• **Short problem**: Gather up every line from the entries below that uses the word "Estados".
########
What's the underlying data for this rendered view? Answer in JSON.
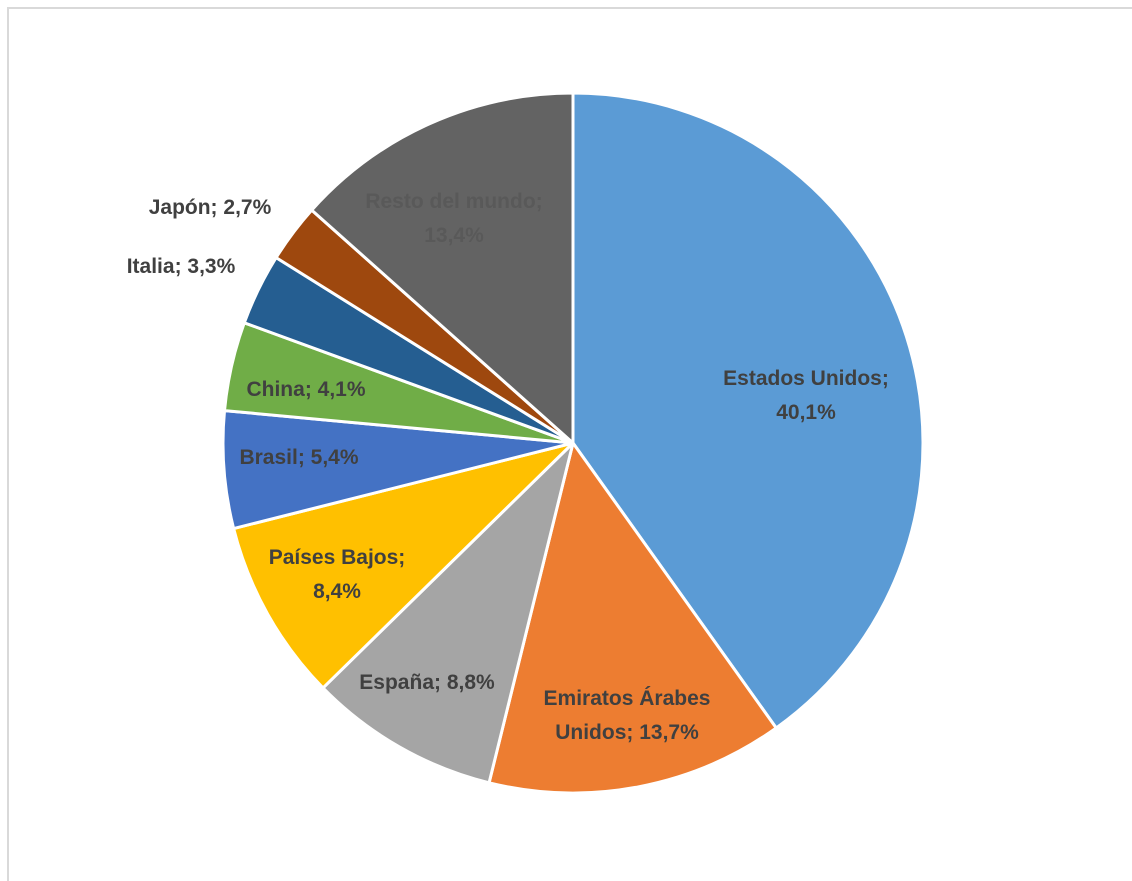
{
  "chart_data": {
    "type": "pie",
    "title": "",
    "slices": [
      {
        "label": "Estados Unidos",
        "value": 40.1,
        "color": "#5b9bd5",
        "text_color": "#404040",
        "lines": [
          "Estados Unidos;",
          "40,1%"
        ]
      },
      {
        "label": "Emiratos Árabes Unidos",
        "value": 13.7,
        "color": "#ed7d31",
        "text_color": "#404040",
        "lines": [
          "Emiratos Árabes",
          "Unidos; 13,7%"
        ]
      },
      {
        "label": "España",
        "value": 8.8,
        "color": "#a5a5a5",
        "text_color": "#404040",
        "lines": [
          "España; 8,8%"
        ]
      },
      {
        "label": "Países Bajos",
        "value": 8.4,
        "color": "#ffc000",
        "text_color": "#404040",
        "lines": [
          "Países Bajos;",
          "8,4%"
        ]
      },
      {
        "label": "Brasil",
        "value": 5.4,
        "color": "#4472c4",
        "text_color": "#404040",
        "lines": [
          "Brasil; 5,4%"
        ]
      },
      {
        "label": "China",
        "value": 4.1,
        "color": "#70ad47",
        "text_color": "#404040",
        "lines": [
          "China; 4,1%"
        ]
      },
      {
        "label": "Italia",
        "value": 3.3,
        "color": "#255e91",
        "text_color": "#404040",
        "lines": [
          "Italia; 3,3%"
        ]
      },
      {
        "label": "Japón",
        "value": 2.7,
        "color": "#9e480e",
        "text_color": "#404040",
        "lines": [
          "Japón; 2,7%"
        ]
      },
      {
        "label": "Resto del mundo",
        "value": 13.4,
        "color": "#636363",
        "text_color": "#595959",
        "lines": [
          "Resto del mundo;",
          "13,4%"
        ]
      }
    ],
    "legend": "none",
    "data_labels": "category; percent"
  }
}
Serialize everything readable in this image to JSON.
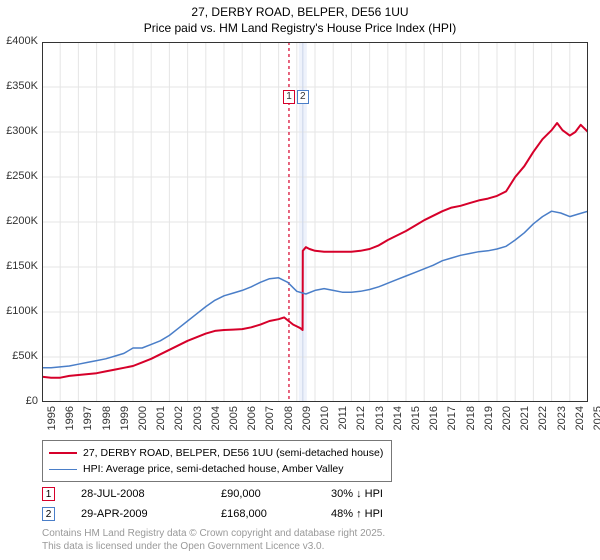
{
  "title": {
    "line1": "27, DERBY ROAD, BELPER, DE56 1UU",
    "line2": "Price paid vs. HM Land Registry's House Price Index (HPI)",
    "fontsize": 12
  },
  "chart": {
    "type": "line",
    "background_color": "#ffffff",
    "border_color": "#333333",
    "grid_color": "#e5e5e5",
    "x": {
      "min": 1995,
      "max": 2025,
      "tick_step": 1,
      "labels": [
        "1995",
        "1996",
        "1997",
        "1998",
        "1999",
        "2000",
        "2001",
        "2002",
        "2003",
        "2004",
        "2005",
        "2006",
        "2007",
        "2008",
        "2009",
        "2010",
        "2011",
        "2012",
        "2013",
        "2014",
        "2015",
        "2016",
        "2017",
        "2018",
        "2019",
        "2020",
        "2021",
        "2022",
        "2023",
        "2024",
        "2025"
      ],
      "label_fontsize": 11,
      "label_rotation_deg": -90
    },
    "y": {
      "min": 0,
      "max": 400000,
      "tick_step": 50000,
      "labels": [
        "£0",
        "£50K",
        "£100K",
        "£150K",
        "£200K",
        "£250K",
        "£300K",
        "£350K",
        "£400K"
      ],
      "label_fontsize": 11
    },
    "series": [
      {
        "key": "property",
        "label": "27, DERBY ROAD, BELPER, DE56 1UU (semi-detached house)",
        "color": "#d6002a",
        "line_width": 2,
        "data": [
          [
            1995.0,
            28000
          ],
          [
            1995.5,
            27000
          ],
          [
            1996.0,
            27000
          ],
          [
            1996.5,
            29000
          ],
          [
            1997.0,
            30000
          ],
          [
            1997.5,
            31000
          ],
          [
            1998.0,
            32000
          ],
          [
            1998.5,
            34000
          ],
          [
            1999.0,
            36000
          ],
          [
            1999.5,
            38000
          ],
          [
            2000.0,
            40000
          ],
          [
            2000.5,
            44000
          ],
          [
            2001.0,
            48000
          ],
          [
            2001.5,
            53000
          ],
          [
            2002.0,
            58000
          ],
          [
            2002.5,
            63000
          ],
          [
            2003.0,
            68000
          ],
          [
            2003.5,
            72000
          ],
          [
            2004.0,
            76000
          ],
          [
            2004.5,
            79000
          ],
          [
            2005.0,
            80000
          ],
          [
            2005.5,
            80500
          ],
          [
            2006.0,
            81000
          ],
          [
            2006.5,
            83000
          ],
          [
            2007.0,
            86000
          ],
          [
            2007.5,
            90000
          ],
          [
            2008.0,
            92000
          ],
          [
            2008.3,
            94000
          ],
          [
            2008.55,
            90000
          ],
          [
            2008.8,
            86000
          ],
          [
            2009.0,
            84000
          ],
          [
            2009.2,
            82000
          ],
          [
            2009.32,
            80000
          ],
          [
            2009.33,
            168000
          ],
          [
            2009.5,
            172000
          ],
          [
            2009.7,
            170000
          ],
          [
            2010.0,
            168000
          ],
          [
            2010.5,
            167000
          ],
          [
            2011.0,
            167000
          ],
          [
            2011.5,
            167000
          ],
          [
            2012.0,
            167000
          ],
          [
            2012.5,
            168000
          ],
          [
            2013.0,
            170000
          ],
          [
            2013.5,
            174000
          ],
          [
            2014.0,
            180000
          ],
          [
            2014.5,
            185000
          ],
          [
            2015.0,
            190000
          ],
          [
            2015.5,
            196000
          ],
          [
            2016.0,
            202000
          ],
          [
            2016.5,
            207000
          ],
          [
            2017.0,
            212000
          ],
          [
            2017.5,
            216000
          ],
          [
            2018.0,
            218000
          ],
          [
            2018.5,
            221000
          ],
          [
            2019.0,
            224000
          ],
          [
            2019.5,
            226000
          ],
          [
            2020.0,
            229000
          ],
          [
            2020.5,
            234000
          ],
          [
            2021.0,
            250000
          ],
          [
            2021.5,
            262000
          ],
          [
            2022.0,
            278000
          ],
          [
            2022.5,
            292000
          ],
          [
            2023.0,
            302000
          ],
          [
            2023.3,
            310000
          ],
          [
            2023.6,
            302000
          ],
          [
            2024.0,
            296000
          ],
          [
            2024.3,
            300000
          ],
          [
            2024.6,
            308000
          ],
          [
            2025.0,
            300000
          ]
        ]
      },
      {
        "key": "hpi",
        "label": "HPI: Average price, semi-detached house, Amber Valley",
        "color": "#4a7ec8",
        "line_width": 1.5,
        "data": [
          [
            1995.0,
            38000
          ],
          [
            1995.5,
            38000
          ],
          [
            1996.0,
            39000
          ],
          [
            1996.5,
            40000
          ],
          [
            1997.0,
            42000
          ],
          [
            1997.5,
            44000
          ],
          [
            1998.0,
            46000
          ],
          [
            1998.5,
            48000
          ],
          [
            1999.0,
            51000
          ],
          [
            1999.5,
            54000
          ],
          [
            2000.0,
            60000
          ],
          [
            2000.5,
            60000
          ],
          [
            2001.0,
            64000
          ],
          [
            2001.5,
            68000
          ],
          [
            2002.0,
            74000
          ],
          [
            2002.5,
            82000
          ],
          [
            2003.0,
            90000
          ],
          [
            2003.5,
            98000
          ],
          [
            2004.0,
            106000
          ],
          [
            2004.5,
            113000
          ],
          [
            2005.0,
            118000
          ],
          [
            2005.5,
            121000
          ],
          [
            2006.0,
            124000
          ],
          [
            2006.5,
            128000
          ],
          [
            2007.0,
            133000
          ],
          [
            2007.5,
            137000
          ],
          [
            2008.0,
            138000
          ],
          [
            2008.5,
            133000
          ],
          [
            2009.0,
            123000
          ],
          [
            2009.5,
            120000
          ],
          [
            2010.0,
            124000
          ],
          [
            2010.5,
            126000
          ],
          [
            2011.0,
            124000
          ],
          [
            2011.5,
            122000
          ],
          [
            2012.0,
            122000
          ],
          [
            2012.5,
            123000
          ],
          [
            2013.0,
            125000
          ],
          [
            2013.5,
            128000
          ],
          [
            2014.0,
            132000
          ],
          [
            2014.5,
            136000
          ],
          [
            2015.0,
            140000
          ],
          [
            2015.5,
            144000
          ],
          [
            2016.0,
            148000
          ],
          [
            2016.5,
            152000
          ],
          [
            2017.0,
            157000
          ],
          [
            2017.5,
            160000
          ],
          [
            2018.0,
            163000
          ],
          [
            2018.5,
            165000
          ],
          [
            2019.0,
            167000
          ],
          [
            2019.5,
            168000
          ],
          [
            2020.0,
            170000
          ],
          [
            2020.5,
            173000
          ],
          [
            2021.0,
            180000
          ],
          [
            2021.5,
            188000
          ],
          [
            2022.0,
            198000
          ],
          [
            2022.5,
            206000
          ],
          [
            2023.0,
            212000
          ],
          [
            2023.5,
            210000
          ],
          [
            2024.0,
            206000
          ],
          [
            2024.5,
            209000
          ],
          [
            2025.0,
            212000
          ]
        ]
      }
    ],
    "events": [
      {
        "n": "1",
        "x": 2008.57,
        "date": "28-JUL-2008",
        "price_display": "£90,000",
        "diff_display": "30% ↓ HPI",
        "marker_border": "#d6002a",
        "line_color": "#d6002a",
        "line_dash": "3,3"
      },
      {
        "n": "2",
        "x": 2009.33,
        "date": "29-APR-2009",
        "price_display": "£168,000",
        "diff_display": "48% ↑ HPI",
        "marker_border": "#4a7ec8",
        "line_color": "#cfd9ec",
        "line_dash": ""
      }
    ]
  },
  "legend_border": "#777777",
  "copyright": {
    "line1": "Contains HM Land Registry data © Crown copyright and database right 2025.",
    "line2": "This data is licensed under the Open Government Licence v3.0.",
    "color": "#999999",
    "fontsize": 10
  }
}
########
• **Completed exercise**:
        "label": "Estados Unidos",
          "Estados Unidos;",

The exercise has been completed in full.